Figure content listings:
::::::

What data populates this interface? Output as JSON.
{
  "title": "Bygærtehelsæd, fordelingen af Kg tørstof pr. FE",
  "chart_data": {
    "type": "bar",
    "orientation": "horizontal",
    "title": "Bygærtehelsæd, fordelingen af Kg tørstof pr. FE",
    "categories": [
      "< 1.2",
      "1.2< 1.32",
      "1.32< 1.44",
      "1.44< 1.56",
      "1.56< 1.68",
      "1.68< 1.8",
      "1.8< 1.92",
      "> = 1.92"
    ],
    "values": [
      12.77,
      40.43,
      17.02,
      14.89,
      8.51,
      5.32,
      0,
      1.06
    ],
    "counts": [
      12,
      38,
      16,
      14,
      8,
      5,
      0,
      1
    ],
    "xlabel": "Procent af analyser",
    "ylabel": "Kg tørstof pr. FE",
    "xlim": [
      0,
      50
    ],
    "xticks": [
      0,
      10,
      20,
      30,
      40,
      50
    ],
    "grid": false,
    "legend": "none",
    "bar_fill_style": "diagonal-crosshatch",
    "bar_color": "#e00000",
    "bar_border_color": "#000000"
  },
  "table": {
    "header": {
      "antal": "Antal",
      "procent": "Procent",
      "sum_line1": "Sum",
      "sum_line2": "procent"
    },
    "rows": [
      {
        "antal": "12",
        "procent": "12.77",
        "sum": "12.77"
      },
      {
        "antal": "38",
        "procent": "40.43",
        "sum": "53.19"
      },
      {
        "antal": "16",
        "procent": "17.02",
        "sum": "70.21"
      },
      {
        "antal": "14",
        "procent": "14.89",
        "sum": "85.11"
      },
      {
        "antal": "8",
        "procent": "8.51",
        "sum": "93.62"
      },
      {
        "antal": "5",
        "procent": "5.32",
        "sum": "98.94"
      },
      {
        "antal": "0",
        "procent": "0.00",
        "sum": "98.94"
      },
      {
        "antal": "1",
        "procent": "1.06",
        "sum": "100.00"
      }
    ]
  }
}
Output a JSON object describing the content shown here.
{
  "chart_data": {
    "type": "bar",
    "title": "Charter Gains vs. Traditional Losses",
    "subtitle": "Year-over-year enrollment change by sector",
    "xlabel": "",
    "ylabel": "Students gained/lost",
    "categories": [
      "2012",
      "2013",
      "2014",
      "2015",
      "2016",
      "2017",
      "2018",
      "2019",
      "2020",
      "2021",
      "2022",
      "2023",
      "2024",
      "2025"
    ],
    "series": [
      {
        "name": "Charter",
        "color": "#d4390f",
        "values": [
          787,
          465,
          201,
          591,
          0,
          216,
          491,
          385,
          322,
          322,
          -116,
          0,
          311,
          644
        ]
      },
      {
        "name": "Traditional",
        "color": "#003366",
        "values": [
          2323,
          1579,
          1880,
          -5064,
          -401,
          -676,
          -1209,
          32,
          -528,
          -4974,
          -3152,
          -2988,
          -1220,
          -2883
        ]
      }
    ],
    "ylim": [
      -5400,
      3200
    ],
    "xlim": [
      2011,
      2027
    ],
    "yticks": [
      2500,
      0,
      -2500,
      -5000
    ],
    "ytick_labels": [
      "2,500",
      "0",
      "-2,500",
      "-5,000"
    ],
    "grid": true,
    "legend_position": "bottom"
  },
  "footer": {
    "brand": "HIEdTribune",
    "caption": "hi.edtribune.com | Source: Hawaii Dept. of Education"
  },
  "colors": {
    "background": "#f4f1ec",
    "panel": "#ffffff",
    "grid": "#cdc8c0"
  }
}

::::::

Written instruction: Determine the number of lines containing "Output". Write only that number.

Response to this exercise: 2